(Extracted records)
##########

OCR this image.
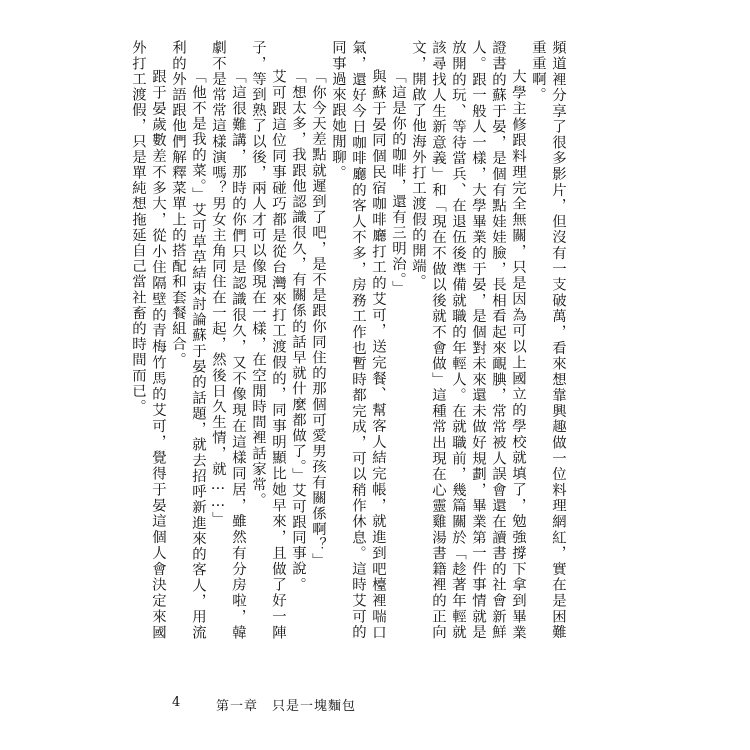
頻道裡分享了很多影片，但沒有一支破萬，看來想靠興趣做一位料理網紅，實在是困難重重啊。

大學主修跟料理完全無關，只是因為可以上國立的學校就填了，勉強撐下拿到畢業證書的蘇于晏，是個有點娃娃臉，長相看起來靦腆，常常被人誤會還在讀書的社會新鮮人。跟一般人一樣，大學畢業的于晏，是個對未來還未做好規劃，畢業第一件事情就是放開的玩、等待當兵、在退伍後準備就職的年輕人。在就職前，幾篇關於「趁著年輕就該尋找人生新意義」和「現在不做以後就不會做」這種常出現在心靈雞湯書籍裡的正向文，開啟了他海外打工渡假的開端。

「這是你的咖啡，還有三明治。」

與蘇于晏同個民宿咖啡廳打工的艾可，送完餐、幫客人結完帳，就進到吧檯裡喘口氣，還好今日咖啡廳的客人不多，房務工作也暫時都完成，可以稍作休息。這時艾可的同事過來跟她閒聊。

「你今天差點就遲到了吧，是不是跟你同住的那個可愛男孩有關係啊？」

「想太多，我跟他認識很久，有關係的話早就什麼都做了。」艾可跟同事說。

艾可跟這位同事碰巧都是從台灣來打工渡假的，同事明顯比她早來，且做了好一陣子，等到熟了以後，兩人才可以像現在一樣，在空閒時間裡話家常。

「這很難講，那時的你們只是認識很久，又不像現在這樣同居，雖然有分房啦，韓劇不是常常這樣演嗎？男女主角同住在一起，然後日久生情，就……」

「他不是我的菜。」艾可草草結束討論蘇于晏的話題，就去招呼新進來的客人，用流利的外語跟他們解釋菜單上的搭配和套餐組合。

跟于晏歲數差不多大，從小住隔壁的青梅竹馬的艾可，覺得于晏這個人會決定來國外打工渡假，只是單純想拖延自己當社畜的時間而已。

4	第一章　只是一塊麵包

##########

Without the images, write out each line of the data verbatim.

OCR this image.
頻道裡分享了很多影片，但沒有一支破萬，看來想靠興趣做一位料理網紅，實在是困難重重啊。

大學主修跟料理完全無關，只是因為可以上國立的學校就填了，勉強撐下拿到畢業證書的蘇于晏，是個有點娃娃臉，長相看起來靦腆，常常被人誤會還在讀書的社會新鮮人。跟一般人一樣，大學畢業的于晏，是個對未來還未做好規劃，畢業第一件事情就是放開的玩、等待當兵、在退伍後準備就職的年輕人。在就職前，幾篇關於「趁著年輕就該尋找人生新意義」和「現在不做以後就不會做」這種常出現在心靈雞湯書籍裡的正向文，開啟了他海外打工渡假的開端。

「這是你的咖啡，還有三明治。」

與蘇于晏同個民宿咖啡廳打工的艾可，送完餐、幫客人結完帳，就進到吧檯裡喘口氣，還好今日咖啡廳的客人不多，房務工作也暫時都完成，可以稍作休息。這時艾可的同事過來跟她閒聊。

「你今天差點就遲到了吧，是不是跟你同住的那個可愛男孩有關係啊？」

「想太多，我跟他認識很久，有關係的話早就什麼都做了。」艾可跟同事說。

艾可跟這位同事碰巧都是從台灣來打工渡假的，同事明顯比她早來，且做了好一陣子，等到熟了以後，兩人才可以像現在一樣，在空閒時間裡話家常。

「這很難講，那時的你們只是認識很久，又不像現在這樣同居，雖然有分房啦，韓劇不是常常這樣演嗎？男女主角同住在一起，然後日久生情，就……」

「他不是我的菜。」艾可草草結束討論蘇于晏的話題，就去招呼新進來的客人，用流利的外語跟他們解釋菜單上的搭配和套餐組合。

跟于晏歲數差不多大，從小住隔壁的青梅竹馬的艾可，覺得于晏這個人會決定來國外打工渡假，只是單純想拖延自己當社畜的時間而已。

4	第一章　只是一塊麵包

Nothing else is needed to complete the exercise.